Document section>
Lightning Web Runtime :: Core API

The Lightning Web Runtime server is a pluggable application server. The Core API package provides the base definitions which describe the Runtime's configuration.

Configuration

Application configuration and customization is done primarily in webruntime-app.config.js. Customization includes:

  • what services the application server will use
  • the page application container to use, which governs the pages rendered by the application
  • how the module bundler (rollup.js) choses which components to bundle together during compilation
  • how components are bundled and provided to the client

Services Configuration

Addressable Services configuration describes the HTTP addressable services supported by your LWR application.

const { ComponentService, ImportMapService, AppBootstrapService } = require('@webruntime/services');

module.exports = {
    // Addressable Services
    services: [ComponentService, ImportMapService, AppBootstrapService],
};

See Addressable Services API

Application Configuration

Application configuration defines your application component(s) (an application component is simply a LWC that is the root/parent component of a page), and the page(s) which contain them.

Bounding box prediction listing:
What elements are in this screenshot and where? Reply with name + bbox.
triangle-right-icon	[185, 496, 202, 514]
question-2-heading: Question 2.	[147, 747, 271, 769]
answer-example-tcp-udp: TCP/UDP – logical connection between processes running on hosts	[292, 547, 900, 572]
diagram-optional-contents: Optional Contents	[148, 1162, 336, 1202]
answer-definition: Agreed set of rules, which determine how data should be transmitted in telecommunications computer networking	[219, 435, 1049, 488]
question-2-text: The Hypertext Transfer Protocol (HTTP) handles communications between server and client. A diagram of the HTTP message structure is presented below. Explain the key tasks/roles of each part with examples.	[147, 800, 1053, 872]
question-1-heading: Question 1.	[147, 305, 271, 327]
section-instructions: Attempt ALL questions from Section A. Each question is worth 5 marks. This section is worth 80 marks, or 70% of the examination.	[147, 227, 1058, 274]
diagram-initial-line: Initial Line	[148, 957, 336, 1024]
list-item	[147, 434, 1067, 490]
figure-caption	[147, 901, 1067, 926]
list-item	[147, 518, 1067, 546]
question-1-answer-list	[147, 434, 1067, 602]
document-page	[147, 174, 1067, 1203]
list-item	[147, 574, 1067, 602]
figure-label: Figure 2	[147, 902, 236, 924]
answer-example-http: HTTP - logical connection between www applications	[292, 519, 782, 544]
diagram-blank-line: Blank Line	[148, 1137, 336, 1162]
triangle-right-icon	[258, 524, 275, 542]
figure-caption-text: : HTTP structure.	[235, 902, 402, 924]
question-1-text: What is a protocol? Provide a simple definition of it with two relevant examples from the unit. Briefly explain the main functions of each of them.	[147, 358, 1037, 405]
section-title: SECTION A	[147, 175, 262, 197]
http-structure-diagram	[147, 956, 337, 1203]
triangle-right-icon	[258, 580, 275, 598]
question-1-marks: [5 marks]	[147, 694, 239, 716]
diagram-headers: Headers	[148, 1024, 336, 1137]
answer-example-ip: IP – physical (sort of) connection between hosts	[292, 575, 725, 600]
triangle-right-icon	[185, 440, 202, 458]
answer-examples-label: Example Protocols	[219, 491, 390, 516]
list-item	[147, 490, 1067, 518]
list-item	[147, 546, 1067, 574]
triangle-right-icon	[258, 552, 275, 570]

Requirement 1> Print the part of the Lightning Web Runtime text that begins at the words "Application configuration defines" and stops after "which contain them.".
Requirement 2> According to the Lightning Web Runtime text, in which file is application configuration and customization primarily done?
Work only from the Lightning Web Runtime text, not the listing.

Task output 1>
Application configuration defines your application component(s) (an application component is simply a LWC that is the root/parent component of a page), and the page(s) which contain them.

Task output 2> webruntime-app.config.js